● **WORK REQUIRED**: Continue the passage on how mean-state and variability changes in temperature and salinity contribute to density changes in the hindcasts, starting after its final sentence.

● **PROVIDED PASSAGE**:
In Fig. 3, we show the lead-time dependent characteristic density changes associated with changes in the interannual variability of temperature and salinity or changes in the mean state of temperature and salinity. Details of this procedure are provided in Methods.

Fig. 3
figure 3

The relative roles of the mean state and the variability. Contributions from changes in the mean state (dot-dashed) or changes in the variability (solid) from temperature (blue) and salinity (red) to characteristic density changes in the hindcasts as a function of lead time

It can be seen that, in general, the density changes due to the changing annual temperature and salinity variability are larger than those due to the changes in the mean state (the latter associated with drifts or adjustments that occur as a result of initialisation shock). This may partly be because a large fraction of the adjustment occurs within the first year and so is effectively hidden in our analysis. Nonetheless, it can be seen that at subsequent lead times any continued mean state adjustment does not contribute significantly to the density changes, with the exception of salinity drifts in CanCM4 and CMCC-CM.

● **MATERIAL**:
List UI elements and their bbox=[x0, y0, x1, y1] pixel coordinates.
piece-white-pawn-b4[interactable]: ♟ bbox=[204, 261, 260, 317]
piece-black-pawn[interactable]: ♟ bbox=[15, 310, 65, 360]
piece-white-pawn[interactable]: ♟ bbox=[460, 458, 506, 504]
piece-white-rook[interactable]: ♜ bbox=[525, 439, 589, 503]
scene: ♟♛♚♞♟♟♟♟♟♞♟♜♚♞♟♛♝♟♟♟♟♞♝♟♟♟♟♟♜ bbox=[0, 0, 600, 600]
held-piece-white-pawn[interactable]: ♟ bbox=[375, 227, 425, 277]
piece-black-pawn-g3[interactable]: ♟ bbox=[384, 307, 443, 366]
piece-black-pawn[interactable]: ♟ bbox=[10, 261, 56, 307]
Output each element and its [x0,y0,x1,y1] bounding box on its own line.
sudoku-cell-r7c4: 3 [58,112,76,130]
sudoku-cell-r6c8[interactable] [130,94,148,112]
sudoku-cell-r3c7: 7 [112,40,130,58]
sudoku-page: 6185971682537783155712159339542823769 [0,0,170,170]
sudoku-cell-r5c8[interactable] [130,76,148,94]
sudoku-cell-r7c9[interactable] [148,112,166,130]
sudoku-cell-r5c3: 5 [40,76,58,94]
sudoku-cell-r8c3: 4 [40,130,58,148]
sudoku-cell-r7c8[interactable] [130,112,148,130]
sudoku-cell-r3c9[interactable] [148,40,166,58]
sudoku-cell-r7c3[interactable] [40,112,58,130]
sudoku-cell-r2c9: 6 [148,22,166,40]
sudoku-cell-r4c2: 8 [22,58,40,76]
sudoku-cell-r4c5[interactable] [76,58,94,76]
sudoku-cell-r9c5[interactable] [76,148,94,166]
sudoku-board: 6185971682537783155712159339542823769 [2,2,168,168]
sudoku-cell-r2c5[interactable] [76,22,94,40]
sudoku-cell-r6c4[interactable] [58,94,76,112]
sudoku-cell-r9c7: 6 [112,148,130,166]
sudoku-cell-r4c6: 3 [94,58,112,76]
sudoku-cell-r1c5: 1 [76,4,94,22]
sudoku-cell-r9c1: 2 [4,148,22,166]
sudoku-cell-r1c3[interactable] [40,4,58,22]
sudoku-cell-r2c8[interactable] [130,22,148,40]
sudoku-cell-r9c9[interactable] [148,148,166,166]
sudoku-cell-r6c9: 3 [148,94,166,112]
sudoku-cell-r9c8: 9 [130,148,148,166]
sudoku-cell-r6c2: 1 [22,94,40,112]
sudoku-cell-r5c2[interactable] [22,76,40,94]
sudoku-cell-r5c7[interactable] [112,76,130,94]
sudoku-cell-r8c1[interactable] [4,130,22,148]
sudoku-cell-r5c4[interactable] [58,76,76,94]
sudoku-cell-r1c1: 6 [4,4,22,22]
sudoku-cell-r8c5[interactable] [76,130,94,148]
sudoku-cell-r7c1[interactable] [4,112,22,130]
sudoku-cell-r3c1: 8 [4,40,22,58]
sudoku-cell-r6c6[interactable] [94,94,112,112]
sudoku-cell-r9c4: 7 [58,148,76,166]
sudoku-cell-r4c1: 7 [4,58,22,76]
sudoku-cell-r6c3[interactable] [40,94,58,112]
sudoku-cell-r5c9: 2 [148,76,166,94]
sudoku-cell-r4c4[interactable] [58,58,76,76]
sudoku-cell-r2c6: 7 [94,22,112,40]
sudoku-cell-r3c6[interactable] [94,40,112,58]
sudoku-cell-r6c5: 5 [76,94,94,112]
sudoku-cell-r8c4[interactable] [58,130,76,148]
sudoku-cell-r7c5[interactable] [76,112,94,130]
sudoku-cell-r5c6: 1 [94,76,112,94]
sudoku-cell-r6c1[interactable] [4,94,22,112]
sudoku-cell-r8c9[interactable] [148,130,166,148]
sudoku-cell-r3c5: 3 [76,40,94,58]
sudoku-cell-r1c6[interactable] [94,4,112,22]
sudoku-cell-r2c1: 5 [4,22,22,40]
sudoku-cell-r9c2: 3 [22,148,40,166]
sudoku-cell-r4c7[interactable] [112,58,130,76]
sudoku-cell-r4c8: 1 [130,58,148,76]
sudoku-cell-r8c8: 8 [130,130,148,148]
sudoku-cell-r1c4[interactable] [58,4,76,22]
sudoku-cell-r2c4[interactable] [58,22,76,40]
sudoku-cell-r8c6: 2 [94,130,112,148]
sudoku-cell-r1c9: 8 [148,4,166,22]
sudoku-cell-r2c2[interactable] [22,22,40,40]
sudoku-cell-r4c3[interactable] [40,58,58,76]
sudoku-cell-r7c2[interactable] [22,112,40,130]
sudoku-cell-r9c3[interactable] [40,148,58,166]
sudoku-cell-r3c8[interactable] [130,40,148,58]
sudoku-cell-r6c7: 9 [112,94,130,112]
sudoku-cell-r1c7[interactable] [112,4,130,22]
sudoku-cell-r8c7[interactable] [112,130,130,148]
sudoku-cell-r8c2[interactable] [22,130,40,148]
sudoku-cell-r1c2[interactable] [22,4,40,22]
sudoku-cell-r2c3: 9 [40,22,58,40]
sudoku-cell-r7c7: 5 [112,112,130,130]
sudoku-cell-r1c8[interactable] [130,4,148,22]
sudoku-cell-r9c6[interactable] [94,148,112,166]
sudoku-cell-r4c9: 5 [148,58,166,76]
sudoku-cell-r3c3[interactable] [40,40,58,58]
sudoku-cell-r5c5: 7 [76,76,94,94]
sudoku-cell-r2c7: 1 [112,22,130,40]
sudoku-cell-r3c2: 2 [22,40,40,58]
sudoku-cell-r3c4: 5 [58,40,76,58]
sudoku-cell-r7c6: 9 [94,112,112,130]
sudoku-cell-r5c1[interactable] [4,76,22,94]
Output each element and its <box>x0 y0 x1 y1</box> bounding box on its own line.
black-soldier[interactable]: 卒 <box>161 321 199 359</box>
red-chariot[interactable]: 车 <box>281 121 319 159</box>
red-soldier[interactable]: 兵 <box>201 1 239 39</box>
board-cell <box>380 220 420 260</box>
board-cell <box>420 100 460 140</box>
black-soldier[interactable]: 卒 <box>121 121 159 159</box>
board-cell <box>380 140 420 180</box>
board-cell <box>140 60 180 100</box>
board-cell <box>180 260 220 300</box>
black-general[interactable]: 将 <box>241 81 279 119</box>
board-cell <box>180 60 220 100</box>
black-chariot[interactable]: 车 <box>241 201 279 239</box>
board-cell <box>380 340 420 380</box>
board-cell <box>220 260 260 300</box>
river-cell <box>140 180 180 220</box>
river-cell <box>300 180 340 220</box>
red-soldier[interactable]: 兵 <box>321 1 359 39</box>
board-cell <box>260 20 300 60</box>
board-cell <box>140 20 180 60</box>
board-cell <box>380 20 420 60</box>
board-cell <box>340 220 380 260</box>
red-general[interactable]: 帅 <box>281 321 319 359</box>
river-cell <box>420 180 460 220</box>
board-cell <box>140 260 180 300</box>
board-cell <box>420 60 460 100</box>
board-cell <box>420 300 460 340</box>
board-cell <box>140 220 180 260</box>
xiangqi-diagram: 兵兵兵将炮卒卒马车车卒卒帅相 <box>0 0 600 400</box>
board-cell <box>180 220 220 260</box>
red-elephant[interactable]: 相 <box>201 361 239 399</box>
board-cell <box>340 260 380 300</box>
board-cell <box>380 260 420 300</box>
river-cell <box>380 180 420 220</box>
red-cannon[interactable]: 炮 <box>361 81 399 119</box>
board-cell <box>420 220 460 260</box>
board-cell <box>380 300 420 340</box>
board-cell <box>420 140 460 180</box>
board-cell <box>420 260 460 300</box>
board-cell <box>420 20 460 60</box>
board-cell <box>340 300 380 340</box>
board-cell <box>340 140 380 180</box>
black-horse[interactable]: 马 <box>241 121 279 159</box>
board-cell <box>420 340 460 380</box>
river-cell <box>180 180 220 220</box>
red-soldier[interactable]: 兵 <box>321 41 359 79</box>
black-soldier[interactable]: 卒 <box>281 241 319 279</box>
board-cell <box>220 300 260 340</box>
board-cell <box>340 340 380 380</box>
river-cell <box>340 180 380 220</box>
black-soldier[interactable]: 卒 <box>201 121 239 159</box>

● **RESULT OF THIS TASK**:
For some models, the driver of density changes was seen to switch from salinity to temperature (e.g., CNRM-CM5 and DePreSys3, cf. Fig. 2). In these models, the largest characteristic density changes go from being dominated by salinity variability to dominated by temperature variability (Fig. 3). As such, this switch in density drivers can be attributed to a relative increase in the magnitude of temperature—as compared to salinity—variability.

Similarly, for models that switch from temperature- to salinity-driven density variability (e.g., MPI-ESM-MR, FGOALS-s2, EC-EARTH, cf. Fig. 2) this can again be attributed to relative changes in the magnitude of temperature and salinity variability.

We have shown that the drivers of interannual density variability in the various hindcasts revert to that seen in the control simulations within 5 years, and further that this is most often due to a change in the magnitude of variability rather than the mean state (associated with drifts). We now investigate how these systematic changes affect the skill of the prediction systems.

Effect on Labrador Sea density skill

From Fig. 2c, d, it can be seen that prediction systems that are based upon underlying models that have a particular driver of density variability are more likely to show skilful predictions when assessed against a reanalysis that exhibits the same driver of density variability and vice versa. This is quantified in Fig. 4a, b.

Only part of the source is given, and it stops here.